(Stored data)

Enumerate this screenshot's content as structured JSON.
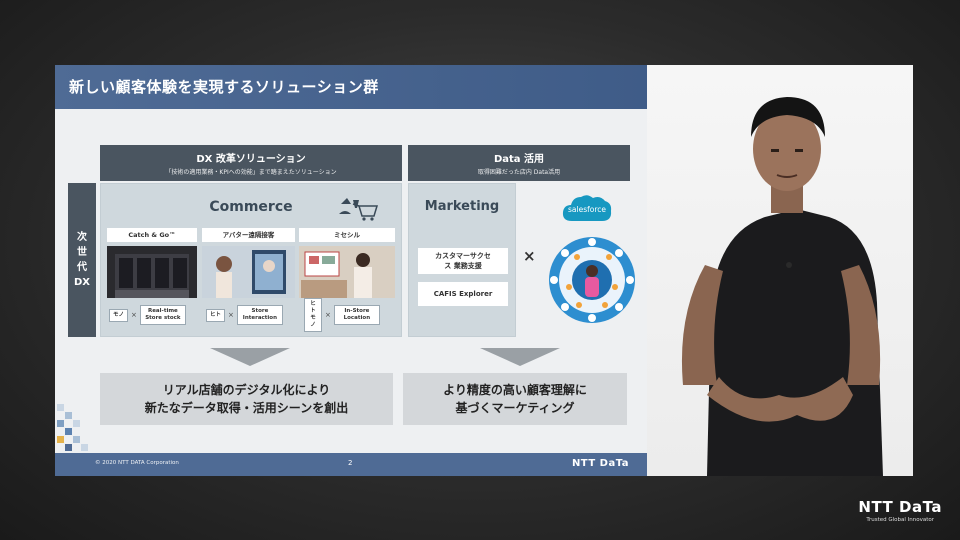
{
  "slide": {
    "title": "新しい顧客体験を実現するソリューション群",
    "dx_header": {
      "title": "DX 改革ソリューション",
      "subtitle": "「技術の適用業務・KPIへの効能」まで踏まえたソリューション"
    },
    "data_header": {
      "title": "Data 活用",
      "subtitle": "取得困難だった店内 Data活用"
    },
    "side_label": [
      "次",
      "世",
      "代",
      "DX"
    ],
    "commerce": {
      "title": "Commerce",
      "columns": [
        {
          "head": "Catch & Go™",
          "tags": [
            "モノ",
            "Real-time Store stock"
          ]
        },
        {
          "head": "アバター遠隔接客",
          "tags": [
            "ヒト",
            "Store Interaction"
          ]
        },
        {
          "head": "ミセシル",
          "tags": [
            "ヒト モノ",
            "In-Store Location"
          ]
        }
      ],
      "times": "×"
    },
    "marketing": {
      "title": "Marketing",
      "items": [
        "カスタマーサクセス 業務支援",
        "CAFIS Explorer"
      ]
    },
    "times_big": "×",
    "salesforce_label": "salesforce",
    "results": [
      [
        "リアル店舗のデジタル化により",
        "新たなデータ取得・活用シーンを創出"
      ],
      [
        "より精度の高い顧客理解に",
        "基づくマーケティング"
      ]
    ],
    "footer": {
      "copyright": "© 2020 NTT DATA Corporation",
      "page": "2",
      "logo": "NTT DaTa"
    }
  },
  "brand": {
    "name": "NTT DaTa",
    "tagline": "Trusted Global Innovator"
  },
  "colors": {
    "title_bar": "#4f6b95",
    "header_dark": "#4a5560",
    "panel": "#cfd8dd",
    "result": "#d4d7da",
    "salesforce": "#1798c1"
  }
}
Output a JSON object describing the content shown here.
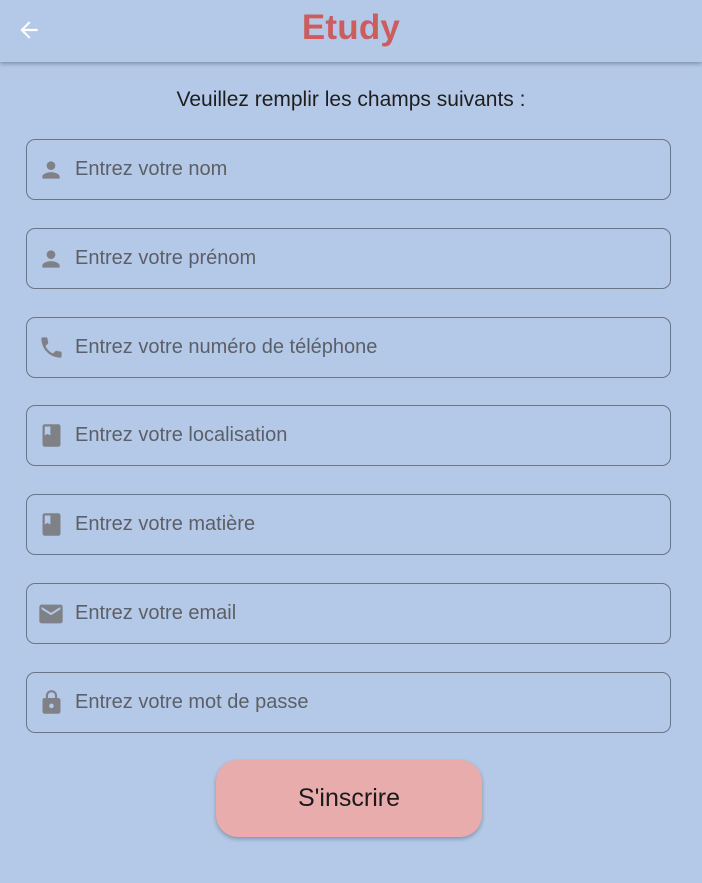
{
  "app": {
    "title": "Etudy",
    "title_color": "#cd5c5e",
    "background": "#b4c9e8",
    "back_icon": "arrow-left-icon"
  },
  "form": {
    "instructions": "Veuillez remplir les champs suivants :",
    "fields": [
      {
        "name": "nom",
        "icon": "person-icon",
        "placeholder": "Entrez votre nom",
        "value": ""
      },
      {
        "name": "prenom",
        "icon": "person-icon",
        "placeholder": "Entrez votre prénom",
        "value": ""
      },
      {
        "name": "telephone",
        "icon": "phone-icon",
        "placeholder": "Entrez votre numéro de téléphone",
        "value": ""
      },
      {
        "name": "localisation",
        "icon": "book-icon",
        "placeholder": "Entrez votre localisation",
        "value": ""
      },
      {
        "name": "matiere",
        "icon": "book-icon",
        "placeholder": "Entrez votre matière",
        "value": ""
      },
      {
        "name": "email",
        "icon": "mail-icon",
        "placeholder": "Entrez votre email",
        "value": ""
      },
      {
        "name": "mot-de-passe",
        "icon": "lock-icon",
        "placeholder": "Entrez votre mot de passe",
        "value": ""
      }
    ],
    "submit_label": "S'inscrire",
    "submit_color": "#e9acac"
  }
}
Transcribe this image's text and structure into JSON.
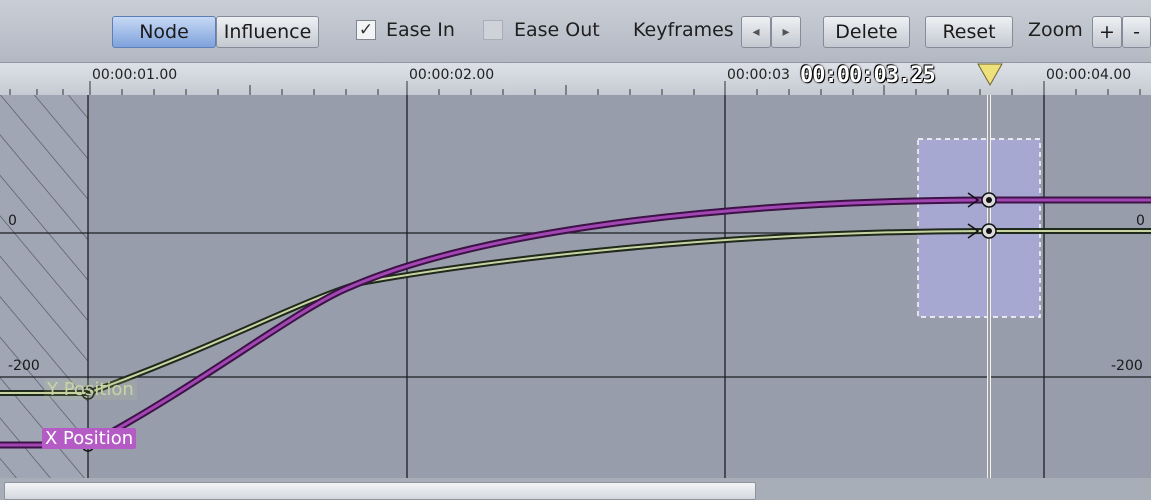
{
  "toolbar": {
    "node_label": "Node",
    "influence_label": "Influence",
    "ease_in_label": "Ease In",
    "ease_in_checked": true,
    "ease_out_label": "Ease Out",
    "ease_out_checked": false,
    "keyframes_label": "Keyframes",
    "prev_glyph": "◂",
    "next_glyph": "▸",
    "delete_label": "Delete",
    "reset_label": "Reset",
    "zoom_label": "Zoom",
    "zoom_in_glyph": "+",
    "zoom_out_glyph": "-"
  },
  "ruler": {
    "labels": [
      "00:00:01.00",
      "00:00:02.00",
      "00:00:03",
      "00:00:04.00"
    ],
    "current_time": "00:00:03.25",
    "playhead_icon": "triangle-down-icon"
  },
  "graph": {
    "axis_labels_left": [
      "0",
      "-200"
    ],
    "axis_labels_right": [
      "0",
      "-200"
    ],
    "curves": [
      {
        "name": "Y Position",
        "color": "#c9d4a4",
        "line_color": "#1e2a1a"
      },
      {
        "name": "X Position",
        "color": "#ffffff",
        "line_color": "#7a2a86"
      }
    ]
  },
  "colors": {
    "background": "#9aa0ad",
    "x_curve": "#7a2a86",
    "y_curve": "#8f9f6a",
    "selection": "#a8a9d2"
  }
}
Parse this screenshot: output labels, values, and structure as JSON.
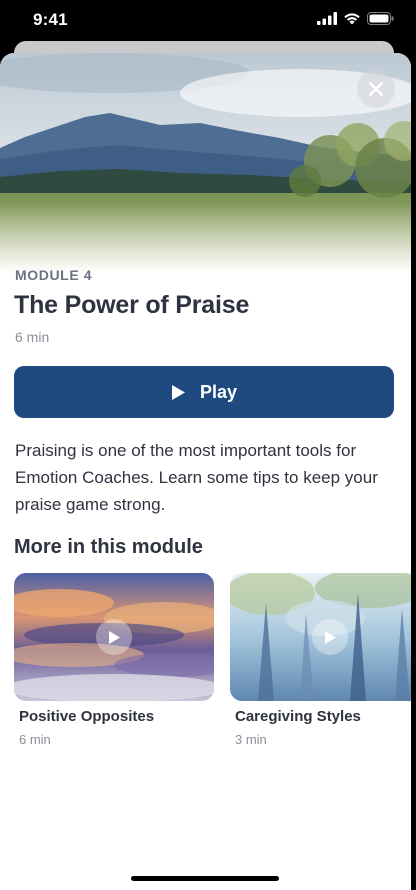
{
  "status_bar": {
    "time": "9:41",
    "icons": [
      "signal-icon",
      "wifi-icon",
      "battery-icon"
    ]
  },
  "header": {
    "close_icon": "close-icon"
  },
  "module": {
    "label": "MODULE 4",
    "title": "The Power of Praise",
    "duration": "6 min"
  },
  "play_button": {
    "label": "Play",
    "icon": "play-icon"
  },
  "description": "Praising is one of the most important tools for Emotion Coaches. Learn some tips to keep your praise game strong.",
  "more_section": {
    "title": "More in this module",
    "items": [
      {
        "title": "Positive Opposites",
        "duration": "6 min"
      },
      {
        "title": "Caregiving Styles",
        "duration": "3 min"
      }
    ]
  },
  "colors": {
    "accent": "#1f4a80",
    "text_primary": "#2f3340",
    "text_secondary": "#8a8f98",
    "label": "#6c7380"
  }
}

*What you should do:*
Give only the number of lines in the material above that hold the word "localisation".

*Output for this exercise:*
2